[Stored entries]
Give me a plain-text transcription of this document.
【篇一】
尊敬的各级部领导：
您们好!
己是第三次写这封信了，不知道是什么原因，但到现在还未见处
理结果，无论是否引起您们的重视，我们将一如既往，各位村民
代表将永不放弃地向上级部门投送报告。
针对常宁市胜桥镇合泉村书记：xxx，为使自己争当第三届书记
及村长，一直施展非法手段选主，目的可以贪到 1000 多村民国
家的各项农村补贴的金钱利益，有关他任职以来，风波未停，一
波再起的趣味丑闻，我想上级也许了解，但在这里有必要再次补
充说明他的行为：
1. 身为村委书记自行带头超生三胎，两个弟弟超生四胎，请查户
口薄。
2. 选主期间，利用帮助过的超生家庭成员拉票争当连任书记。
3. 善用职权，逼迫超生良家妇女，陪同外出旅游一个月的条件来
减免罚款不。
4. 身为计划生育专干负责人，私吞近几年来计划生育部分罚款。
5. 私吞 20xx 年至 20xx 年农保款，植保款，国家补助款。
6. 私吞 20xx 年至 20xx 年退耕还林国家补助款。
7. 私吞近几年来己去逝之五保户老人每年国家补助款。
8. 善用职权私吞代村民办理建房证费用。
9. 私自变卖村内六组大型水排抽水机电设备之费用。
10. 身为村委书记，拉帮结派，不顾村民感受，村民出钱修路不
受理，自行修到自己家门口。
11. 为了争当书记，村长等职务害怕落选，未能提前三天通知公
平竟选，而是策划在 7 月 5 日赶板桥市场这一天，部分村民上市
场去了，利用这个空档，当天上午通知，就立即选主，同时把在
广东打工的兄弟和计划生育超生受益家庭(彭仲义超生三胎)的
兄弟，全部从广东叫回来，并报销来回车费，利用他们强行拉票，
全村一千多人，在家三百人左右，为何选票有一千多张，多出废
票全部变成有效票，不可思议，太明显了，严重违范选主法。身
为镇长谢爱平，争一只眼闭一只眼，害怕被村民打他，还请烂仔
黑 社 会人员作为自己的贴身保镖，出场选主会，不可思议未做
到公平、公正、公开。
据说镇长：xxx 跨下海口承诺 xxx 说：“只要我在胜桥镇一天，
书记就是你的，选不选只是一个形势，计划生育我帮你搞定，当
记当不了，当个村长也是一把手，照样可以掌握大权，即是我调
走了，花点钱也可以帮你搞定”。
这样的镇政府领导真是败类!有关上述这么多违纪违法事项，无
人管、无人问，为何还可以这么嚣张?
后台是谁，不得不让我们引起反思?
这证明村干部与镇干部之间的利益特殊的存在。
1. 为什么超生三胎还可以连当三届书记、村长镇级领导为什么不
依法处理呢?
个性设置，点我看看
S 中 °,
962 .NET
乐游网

GOAL - Copy all the lines, exactly.

ANSWER IN FULL -
Give me a plain-text transcription of this document.
【篇一】
尊敬的各级部领导：
您们好!
己是第三次写这封信了，不知道是什么原因，但到现在还未见处
理结果，无论是否引起您们的重视，我们将一如既往，各位村民
代表将永不放弃地向上级部门投送报告。
针对常宁市胜桥镇合泉村书记：xxx，为使自己争当第三届书记
及村长，一直施展非法手段选主，目的可以贪到 1000 多村民国
家的各项农村补贴的金钱利益，有关他任职以来，风波未停，一
波再起的趣味丑闻，我想上级也许了解，但在这里有必要再次补
充说明他的行为：
1. 身为村委书记自行带头超生三胎，两个弟弟超生四胎，请查户
口薄。
2. 选主期间，利用帮助过的超生家庭成员拉票争当连任书记。
3. 善用职权，逼迫超生良家妇女，陪同外出旅游一个月的条件来
减免罚款不。
4. 身为计划生育专干负责人，私吞近几年来计划生育部分罚款。
5. 私吞 20xx 年至 20xx 年农保款，植保款，国家补助款。
6. 私吞 20xx 年至 20xx 年退耕还林国家补助款。
7. 私吞近几年来己去逝之五保户老人每年国家补助款。
8. 善用职权私吞代村民办理建房证费用。
9. 私自变卖村内六组大型水排抽水机电设备之费用。
10. 身为村委书记，拉帮结派，不顾村民感受，村民出钱修路不
受理，自行修到自己家门口。
11. 为了争当书记，村长等职务害怕落选，未能提前三天通知公
平竟选，而是策划在 7 月 5 日赶板桥市场这一天，部分村民上市
场去了，利用这个空档，当天上午通知，就立即选主，同时把在
广东打工的兄弟和计划生育超生受益家庭(彭仲义超生三胎)的
兄弟，全部从广东叫回来，并报销来回车费，利用他们强行拉票，
全村一千多人，在家三百人左右，为何选票有一千多张，多出废
票全部变成有效票，不可思议，太明显了，严重违范选主法。身
为镇长谢爱平，争一只眼闭一只眼，害怕被村民打他，还请烂仔
黑 社 会人员作为自己的贴身保镖，出场选主会，不可思议未做
到公平、公正、公开。
据说镇长：xxx 跨下海口承诺 xxx 说：“只要我在胜桥镇一天，
书记就是你的，选不选只是一个形势，计划生育我帮你搞定，当
记当不了，当个村长也是一把手，照样可以掌握大权，即是我调
走了，花点钱也可以帮你搞定”。
这样的镇政府领导真是败类!有关上述这么多违纪违法事项，无
人管、无人问，为何还可以这么嚣张?
后台是谁，不得不让我们引起反思?
这证明村干部与镇干部之间的利益特殊的存在。
1. 为什么超生三胎还可以连当三届书记、村长镇级领导为什么不
依法处理呢?
个性设置，点我看看
S 中 °,
962 .NET
乐游网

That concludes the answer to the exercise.